= Task requirements =
Report how many lines hold the string "image". Give the number and nothing else.

= The input =
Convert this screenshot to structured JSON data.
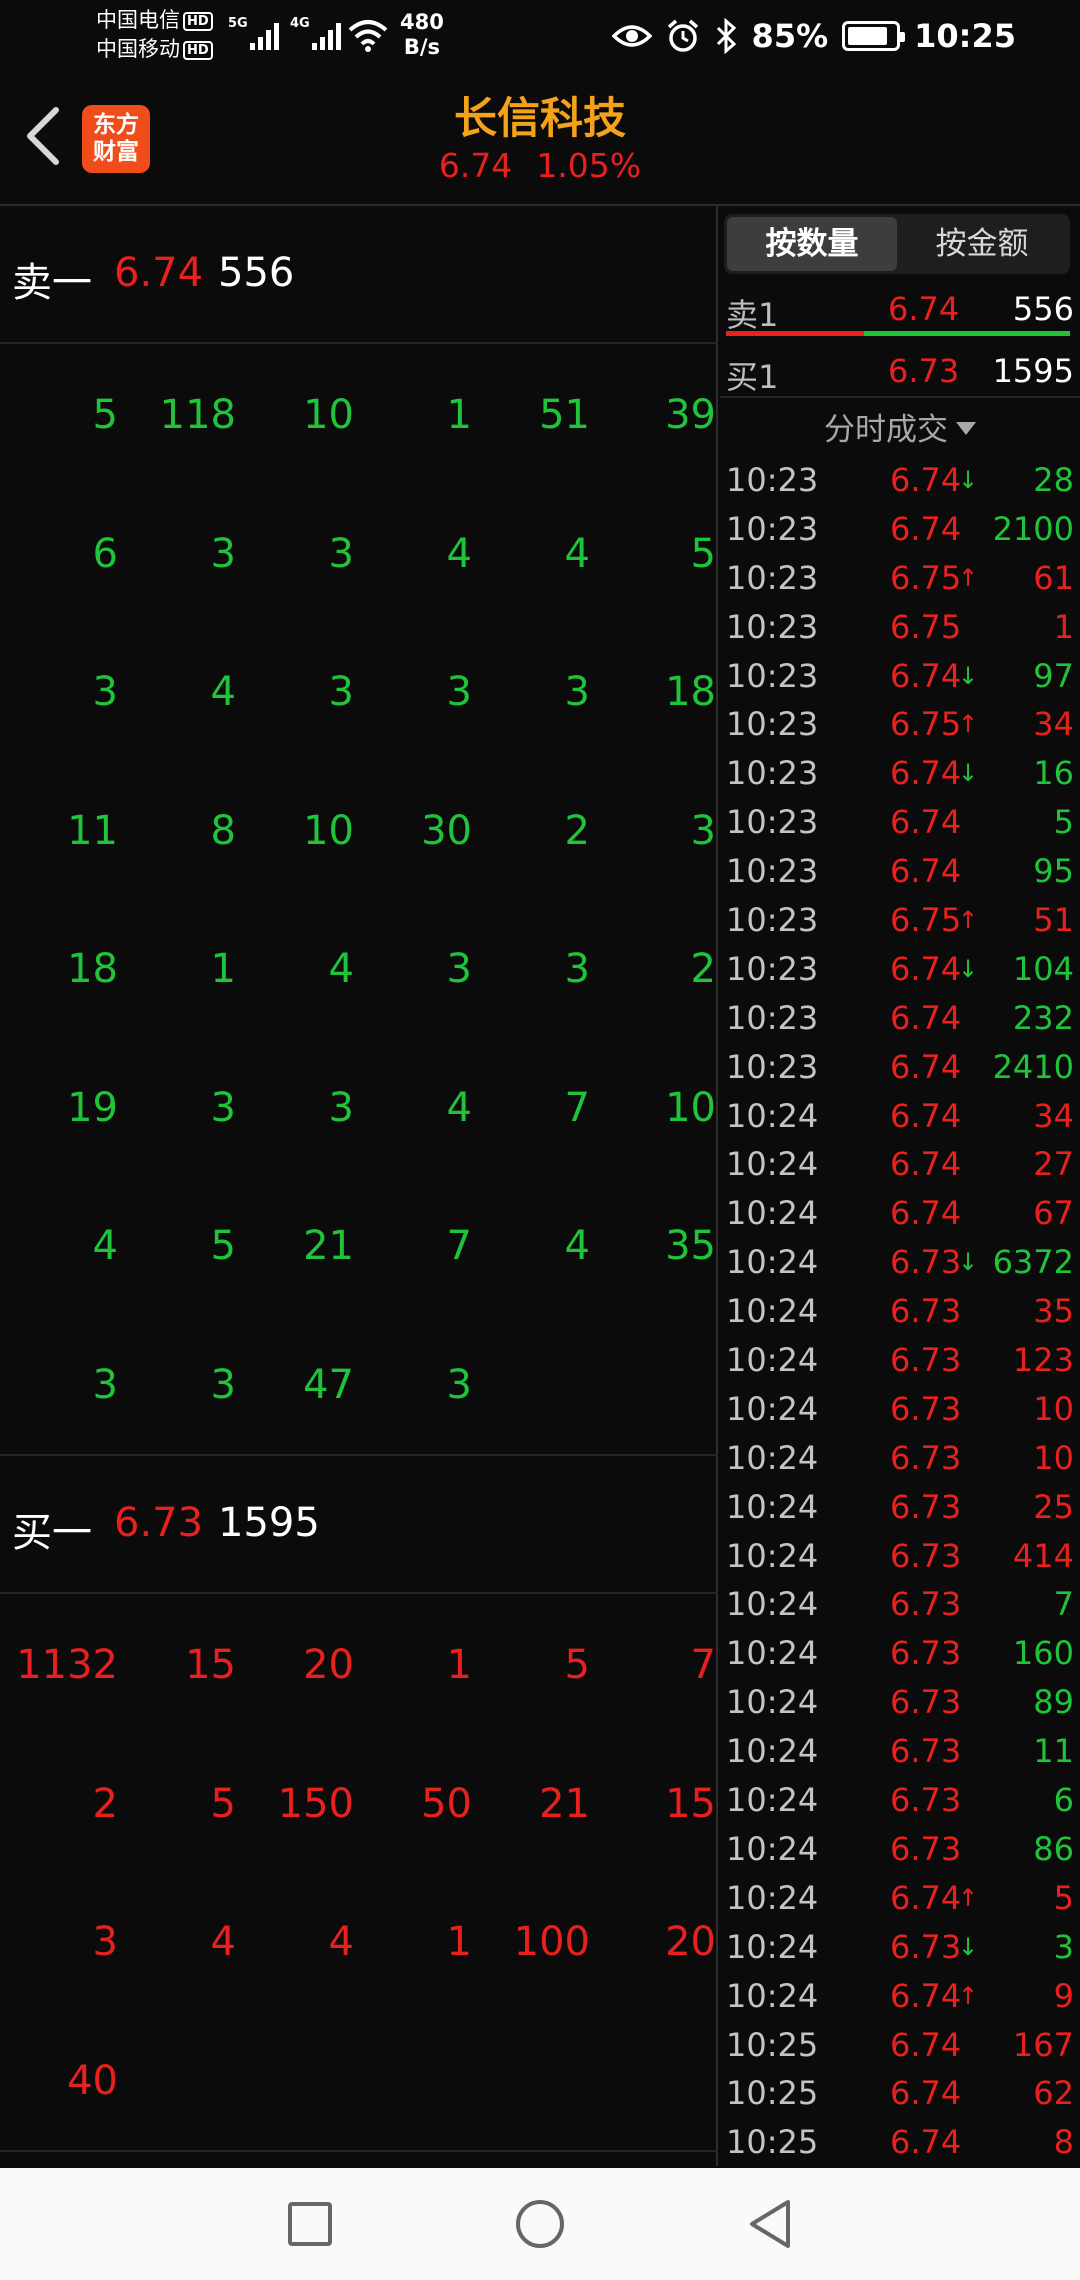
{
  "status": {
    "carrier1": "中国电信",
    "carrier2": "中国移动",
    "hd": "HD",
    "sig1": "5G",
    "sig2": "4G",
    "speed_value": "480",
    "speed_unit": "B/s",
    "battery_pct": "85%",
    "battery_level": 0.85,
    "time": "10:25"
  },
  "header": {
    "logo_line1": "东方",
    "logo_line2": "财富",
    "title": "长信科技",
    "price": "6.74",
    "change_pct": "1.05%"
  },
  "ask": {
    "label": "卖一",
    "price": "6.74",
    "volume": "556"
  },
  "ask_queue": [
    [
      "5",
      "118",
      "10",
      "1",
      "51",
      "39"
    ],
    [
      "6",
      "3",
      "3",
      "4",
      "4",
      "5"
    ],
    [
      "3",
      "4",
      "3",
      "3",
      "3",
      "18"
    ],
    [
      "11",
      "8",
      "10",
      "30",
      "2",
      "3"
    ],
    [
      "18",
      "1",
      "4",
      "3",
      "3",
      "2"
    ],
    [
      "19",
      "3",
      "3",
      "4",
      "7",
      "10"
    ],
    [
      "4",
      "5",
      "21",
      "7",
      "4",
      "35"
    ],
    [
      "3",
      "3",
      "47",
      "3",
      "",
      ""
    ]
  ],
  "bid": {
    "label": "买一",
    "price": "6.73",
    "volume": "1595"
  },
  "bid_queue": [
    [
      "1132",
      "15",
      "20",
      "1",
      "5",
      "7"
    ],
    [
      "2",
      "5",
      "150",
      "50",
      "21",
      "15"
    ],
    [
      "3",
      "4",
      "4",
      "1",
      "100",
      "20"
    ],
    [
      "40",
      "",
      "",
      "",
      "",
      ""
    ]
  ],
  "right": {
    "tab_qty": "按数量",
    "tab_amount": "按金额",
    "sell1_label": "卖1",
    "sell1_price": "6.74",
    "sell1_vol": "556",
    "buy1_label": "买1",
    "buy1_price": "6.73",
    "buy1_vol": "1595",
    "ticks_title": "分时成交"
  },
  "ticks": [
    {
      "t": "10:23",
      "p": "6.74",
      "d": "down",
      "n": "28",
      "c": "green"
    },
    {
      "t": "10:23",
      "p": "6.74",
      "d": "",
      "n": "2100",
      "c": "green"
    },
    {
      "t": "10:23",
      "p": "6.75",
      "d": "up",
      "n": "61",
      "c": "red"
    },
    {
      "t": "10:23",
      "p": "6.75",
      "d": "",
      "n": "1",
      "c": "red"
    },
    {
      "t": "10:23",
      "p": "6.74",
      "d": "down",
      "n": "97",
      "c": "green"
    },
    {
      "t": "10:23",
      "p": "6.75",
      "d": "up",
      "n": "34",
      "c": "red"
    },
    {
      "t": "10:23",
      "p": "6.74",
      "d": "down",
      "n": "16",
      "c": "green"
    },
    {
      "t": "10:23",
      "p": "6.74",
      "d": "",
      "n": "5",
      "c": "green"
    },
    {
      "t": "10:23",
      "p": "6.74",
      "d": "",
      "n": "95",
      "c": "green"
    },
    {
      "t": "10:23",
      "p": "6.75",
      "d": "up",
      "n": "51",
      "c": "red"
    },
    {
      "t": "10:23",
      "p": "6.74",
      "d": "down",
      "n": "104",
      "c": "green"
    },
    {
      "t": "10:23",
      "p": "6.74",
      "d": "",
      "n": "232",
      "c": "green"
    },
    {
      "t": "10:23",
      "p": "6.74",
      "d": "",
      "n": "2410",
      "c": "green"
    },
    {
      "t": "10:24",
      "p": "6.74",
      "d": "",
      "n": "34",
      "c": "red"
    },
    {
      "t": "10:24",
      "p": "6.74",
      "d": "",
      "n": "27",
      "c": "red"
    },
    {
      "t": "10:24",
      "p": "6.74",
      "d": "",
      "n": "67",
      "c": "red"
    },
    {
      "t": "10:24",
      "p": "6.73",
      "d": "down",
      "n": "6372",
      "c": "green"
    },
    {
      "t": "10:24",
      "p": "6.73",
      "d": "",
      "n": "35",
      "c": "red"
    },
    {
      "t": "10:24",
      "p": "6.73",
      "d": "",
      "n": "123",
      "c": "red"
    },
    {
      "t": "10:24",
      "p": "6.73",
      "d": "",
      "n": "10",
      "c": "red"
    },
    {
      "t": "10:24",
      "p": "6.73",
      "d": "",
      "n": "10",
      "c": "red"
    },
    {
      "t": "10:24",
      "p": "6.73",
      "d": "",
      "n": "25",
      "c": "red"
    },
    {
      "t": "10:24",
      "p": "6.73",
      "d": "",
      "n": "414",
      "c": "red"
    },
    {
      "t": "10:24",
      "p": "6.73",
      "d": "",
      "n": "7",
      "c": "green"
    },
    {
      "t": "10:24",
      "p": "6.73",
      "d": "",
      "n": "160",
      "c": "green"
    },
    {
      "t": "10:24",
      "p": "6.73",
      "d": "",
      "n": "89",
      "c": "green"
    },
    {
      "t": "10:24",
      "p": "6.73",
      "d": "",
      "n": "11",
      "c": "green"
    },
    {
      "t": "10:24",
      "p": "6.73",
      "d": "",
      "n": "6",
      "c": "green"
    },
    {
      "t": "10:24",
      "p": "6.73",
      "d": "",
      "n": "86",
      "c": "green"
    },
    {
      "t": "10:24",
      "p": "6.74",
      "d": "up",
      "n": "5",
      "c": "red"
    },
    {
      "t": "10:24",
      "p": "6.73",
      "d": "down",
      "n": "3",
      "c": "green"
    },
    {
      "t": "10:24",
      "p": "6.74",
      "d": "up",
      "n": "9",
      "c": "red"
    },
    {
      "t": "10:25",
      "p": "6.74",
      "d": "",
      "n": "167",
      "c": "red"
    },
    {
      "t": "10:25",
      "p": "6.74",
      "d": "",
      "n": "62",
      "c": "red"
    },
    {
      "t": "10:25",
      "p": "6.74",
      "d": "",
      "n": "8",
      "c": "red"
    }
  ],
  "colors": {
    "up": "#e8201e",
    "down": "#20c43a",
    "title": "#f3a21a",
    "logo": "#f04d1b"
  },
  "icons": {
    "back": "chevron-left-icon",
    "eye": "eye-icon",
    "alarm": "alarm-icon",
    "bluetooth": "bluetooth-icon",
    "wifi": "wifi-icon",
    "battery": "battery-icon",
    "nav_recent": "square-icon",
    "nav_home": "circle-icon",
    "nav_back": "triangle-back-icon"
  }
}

...

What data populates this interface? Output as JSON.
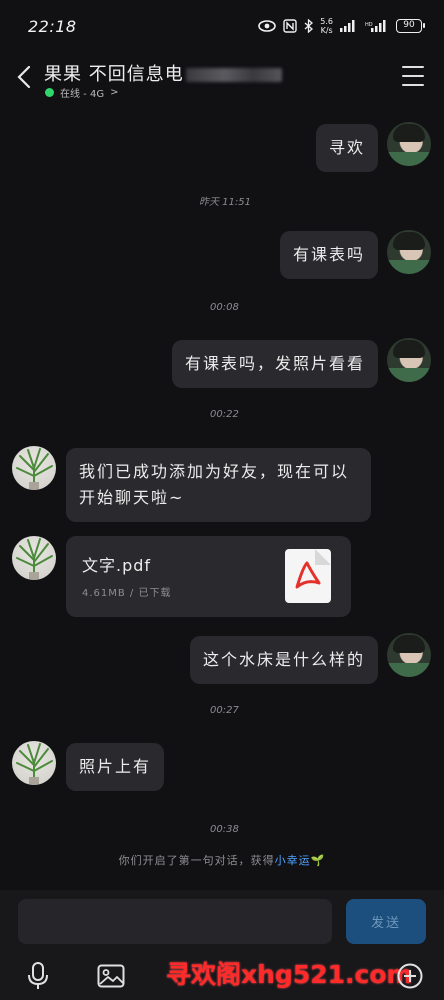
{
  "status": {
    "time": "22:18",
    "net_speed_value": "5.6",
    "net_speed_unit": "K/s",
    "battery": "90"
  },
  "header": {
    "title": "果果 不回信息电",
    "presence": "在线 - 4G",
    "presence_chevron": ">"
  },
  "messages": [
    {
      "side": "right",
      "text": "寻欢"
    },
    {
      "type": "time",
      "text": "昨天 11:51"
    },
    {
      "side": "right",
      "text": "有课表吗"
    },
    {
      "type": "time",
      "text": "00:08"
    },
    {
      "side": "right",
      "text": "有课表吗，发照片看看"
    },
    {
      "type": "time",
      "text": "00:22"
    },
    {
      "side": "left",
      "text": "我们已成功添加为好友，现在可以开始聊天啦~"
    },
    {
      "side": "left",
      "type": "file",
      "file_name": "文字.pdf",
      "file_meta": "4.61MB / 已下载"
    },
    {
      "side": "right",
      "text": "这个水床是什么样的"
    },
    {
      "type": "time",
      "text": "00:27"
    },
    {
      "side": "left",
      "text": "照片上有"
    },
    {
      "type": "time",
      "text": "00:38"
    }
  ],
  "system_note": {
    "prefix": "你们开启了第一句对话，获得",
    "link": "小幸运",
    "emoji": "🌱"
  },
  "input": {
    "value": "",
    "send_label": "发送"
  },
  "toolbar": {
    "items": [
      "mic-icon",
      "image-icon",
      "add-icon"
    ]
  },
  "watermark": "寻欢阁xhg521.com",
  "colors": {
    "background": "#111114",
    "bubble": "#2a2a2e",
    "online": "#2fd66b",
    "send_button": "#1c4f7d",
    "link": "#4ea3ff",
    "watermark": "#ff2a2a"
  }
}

--

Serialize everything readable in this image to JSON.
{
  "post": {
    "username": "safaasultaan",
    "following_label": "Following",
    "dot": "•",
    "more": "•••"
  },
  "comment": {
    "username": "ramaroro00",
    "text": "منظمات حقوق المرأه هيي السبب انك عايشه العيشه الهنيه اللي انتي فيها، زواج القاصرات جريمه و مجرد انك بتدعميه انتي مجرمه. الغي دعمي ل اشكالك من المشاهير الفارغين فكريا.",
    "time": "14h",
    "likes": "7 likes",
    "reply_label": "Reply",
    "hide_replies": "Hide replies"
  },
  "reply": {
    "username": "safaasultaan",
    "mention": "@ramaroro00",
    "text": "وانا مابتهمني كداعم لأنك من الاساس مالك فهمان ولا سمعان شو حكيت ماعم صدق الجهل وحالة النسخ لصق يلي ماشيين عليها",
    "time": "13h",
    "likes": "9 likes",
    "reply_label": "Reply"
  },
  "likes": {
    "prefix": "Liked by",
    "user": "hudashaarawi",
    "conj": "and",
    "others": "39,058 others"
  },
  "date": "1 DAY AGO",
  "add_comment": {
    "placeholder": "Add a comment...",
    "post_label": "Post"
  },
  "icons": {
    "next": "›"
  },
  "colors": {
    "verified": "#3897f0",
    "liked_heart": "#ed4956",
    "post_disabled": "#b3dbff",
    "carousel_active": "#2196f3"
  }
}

= Result for this exercise =
2